REQUEST:
Reproduce the entries below, replacing "location" with "position" and leaving everything else unchanged.

[START]

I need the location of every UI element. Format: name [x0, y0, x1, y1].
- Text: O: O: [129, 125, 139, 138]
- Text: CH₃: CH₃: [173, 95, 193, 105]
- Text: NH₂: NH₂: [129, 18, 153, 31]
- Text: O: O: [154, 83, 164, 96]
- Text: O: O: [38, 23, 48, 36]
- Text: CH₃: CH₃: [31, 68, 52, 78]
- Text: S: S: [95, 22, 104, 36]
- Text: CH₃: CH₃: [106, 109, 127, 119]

[END]

SOLUTION:
I need the position of every UI element. Format: name [x0, y0, x1, y1].
- Text: O: O: [129, 125, 139, 138]
- Text: CH₃: CH₃: [173, 95, 193, 105]
- Text: NH₂: NH₂: [129, 18, 153, 31]
- Text: O: O: [154, 83, 164, 96]
- Text: O: O: [38, 23, 48, 36]
- Text: CH₃: CH₃: [31, 68, 52, 78]
- Text: S: S: [95, 22, 104, 36]
- Text: CH₃: CH₃: [106, 109, 127, 119]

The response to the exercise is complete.